Exercise
From the entries below, gather each line containing the word "have".

[Data extracted from a collection]
— begin —
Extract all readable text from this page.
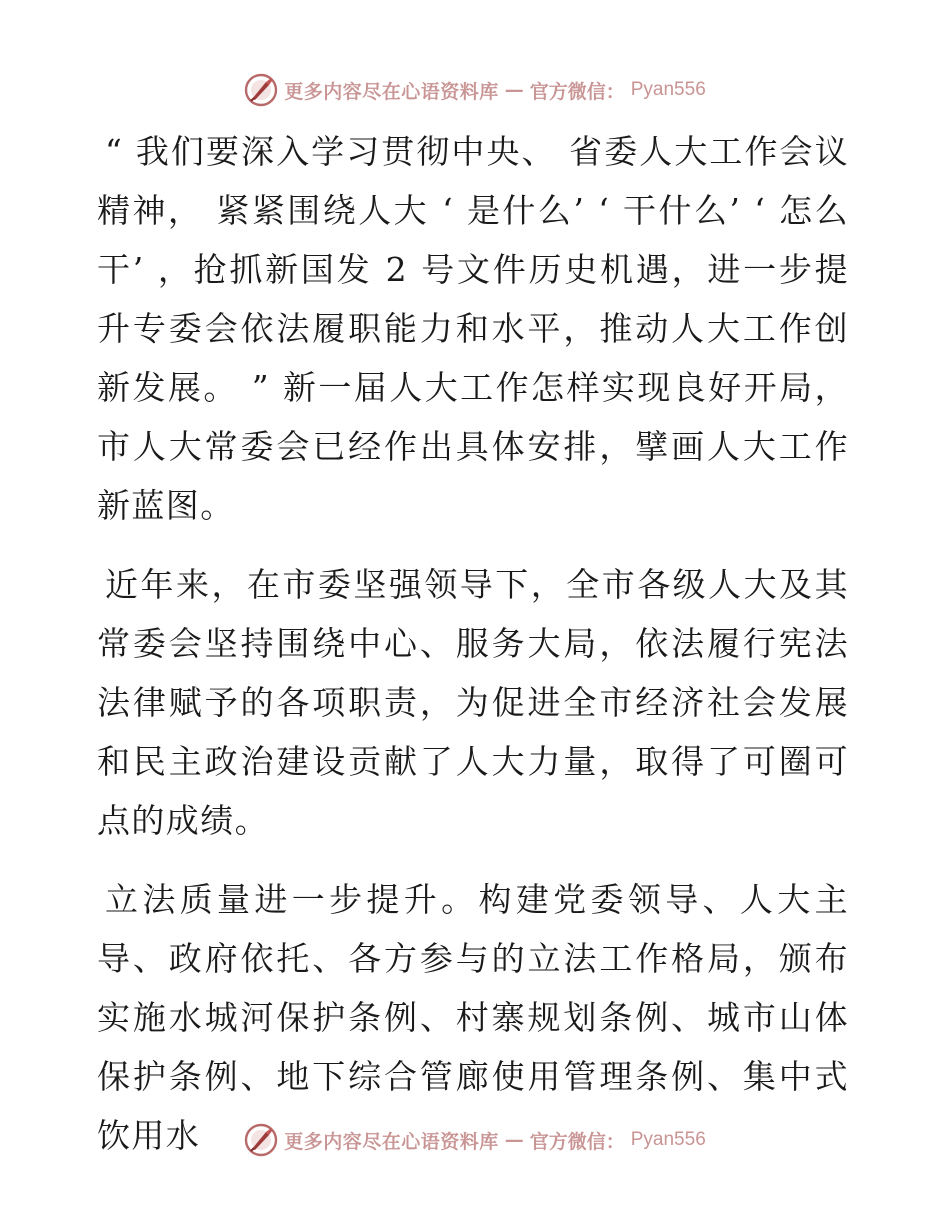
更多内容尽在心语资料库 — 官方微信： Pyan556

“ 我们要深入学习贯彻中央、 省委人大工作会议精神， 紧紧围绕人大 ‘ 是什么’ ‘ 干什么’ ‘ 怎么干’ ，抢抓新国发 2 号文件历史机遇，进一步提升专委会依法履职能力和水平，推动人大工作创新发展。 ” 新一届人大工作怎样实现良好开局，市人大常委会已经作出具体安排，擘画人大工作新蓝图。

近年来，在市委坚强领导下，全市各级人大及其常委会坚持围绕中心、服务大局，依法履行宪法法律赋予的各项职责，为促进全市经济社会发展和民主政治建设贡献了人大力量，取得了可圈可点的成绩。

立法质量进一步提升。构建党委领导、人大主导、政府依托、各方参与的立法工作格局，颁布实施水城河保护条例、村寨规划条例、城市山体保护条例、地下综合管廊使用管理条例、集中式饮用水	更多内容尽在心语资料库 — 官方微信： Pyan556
— end —
— begin —
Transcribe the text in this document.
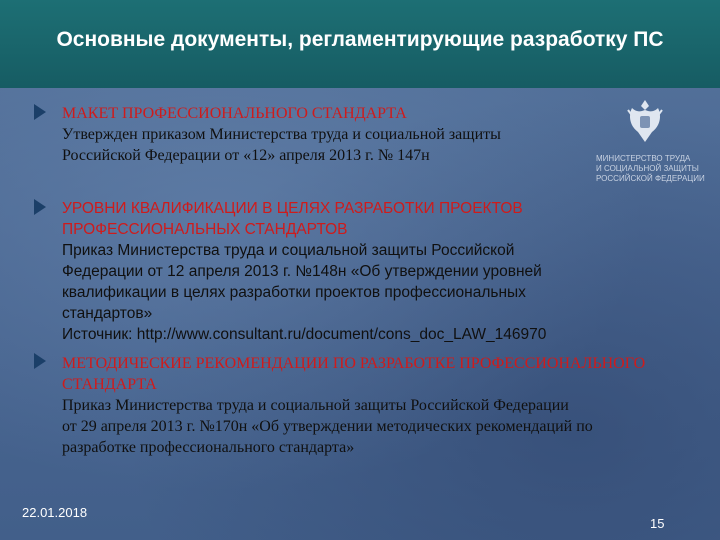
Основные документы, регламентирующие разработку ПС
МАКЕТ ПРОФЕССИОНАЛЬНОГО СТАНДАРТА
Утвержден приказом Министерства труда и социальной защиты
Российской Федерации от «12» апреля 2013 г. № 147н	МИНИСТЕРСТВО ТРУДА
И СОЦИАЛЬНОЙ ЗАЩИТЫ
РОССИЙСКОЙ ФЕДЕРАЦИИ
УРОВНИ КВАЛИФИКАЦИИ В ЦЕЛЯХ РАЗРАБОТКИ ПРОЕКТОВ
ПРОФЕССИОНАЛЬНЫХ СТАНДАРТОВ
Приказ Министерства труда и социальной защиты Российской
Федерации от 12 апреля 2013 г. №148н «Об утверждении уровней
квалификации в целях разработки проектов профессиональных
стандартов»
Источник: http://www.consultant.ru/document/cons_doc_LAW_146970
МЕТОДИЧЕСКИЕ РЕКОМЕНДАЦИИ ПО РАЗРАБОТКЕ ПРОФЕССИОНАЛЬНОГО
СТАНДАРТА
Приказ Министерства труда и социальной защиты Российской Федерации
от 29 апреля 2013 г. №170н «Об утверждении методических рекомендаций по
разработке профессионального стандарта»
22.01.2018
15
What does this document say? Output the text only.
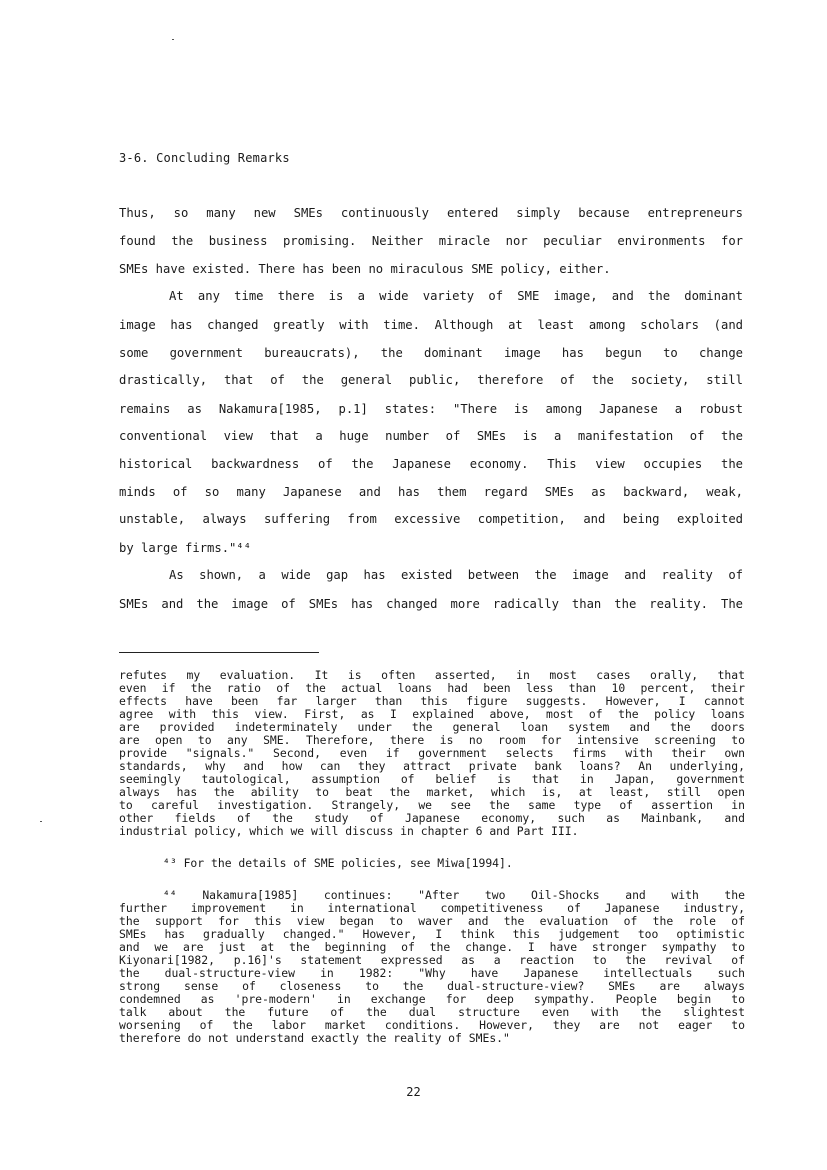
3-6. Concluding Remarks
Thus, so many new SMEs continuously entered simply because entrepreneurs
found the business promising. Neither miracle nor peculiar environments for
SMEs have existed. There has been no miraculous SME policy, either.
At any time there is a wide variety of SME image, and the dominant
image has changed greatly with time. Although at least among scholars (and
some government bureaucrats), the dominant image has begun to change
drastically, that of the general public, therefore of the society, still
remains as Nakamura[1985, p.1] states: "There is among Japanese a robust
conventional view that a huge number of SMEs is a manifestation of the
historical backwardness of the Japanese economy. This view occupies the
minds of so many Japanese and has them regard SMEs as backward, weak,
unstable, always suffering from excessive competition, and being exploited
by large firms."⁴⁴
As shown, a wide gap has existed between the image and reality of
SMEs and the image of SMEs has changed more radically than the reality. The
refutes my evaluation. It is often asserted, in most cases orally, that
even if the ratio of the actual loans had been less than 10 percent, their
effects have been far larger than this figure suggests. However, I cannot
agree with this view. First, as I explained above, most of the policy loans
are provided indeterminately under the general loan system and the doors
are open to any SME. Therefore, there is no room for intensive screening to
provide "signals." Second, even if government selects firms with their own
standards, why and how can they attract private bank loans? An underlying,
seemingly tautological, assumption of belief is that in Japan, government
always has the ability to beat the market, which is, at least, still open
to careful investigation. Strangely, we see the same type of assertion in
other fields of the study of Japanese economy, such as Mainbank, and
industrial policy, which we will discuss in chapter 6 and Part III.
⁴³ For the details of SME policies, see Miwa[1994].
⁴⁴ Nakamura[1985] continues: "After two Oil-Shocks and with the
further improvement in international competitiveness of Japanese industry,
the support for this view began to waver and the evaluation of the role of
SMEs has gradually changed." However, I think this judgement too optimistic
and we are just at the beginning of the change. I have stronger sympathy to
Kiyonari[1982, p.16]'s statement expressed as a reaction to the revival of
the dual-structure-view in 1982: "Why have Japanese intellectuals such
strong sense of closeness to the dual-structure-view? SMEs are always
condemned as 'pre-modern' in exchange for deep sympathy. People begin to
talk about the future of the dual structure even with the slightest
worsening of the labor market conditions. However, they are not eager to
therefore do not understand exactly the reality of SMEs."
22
— end —
Answer
SMEs have existed. There has been no miraculous SME policy, either.
effects have been far larger than this figure suggests. However, I cannot
and we are just at the beginning of the change. I have stronger sympathy to
the dual-structure-view in 1982: "Why have Japanese intellectuals such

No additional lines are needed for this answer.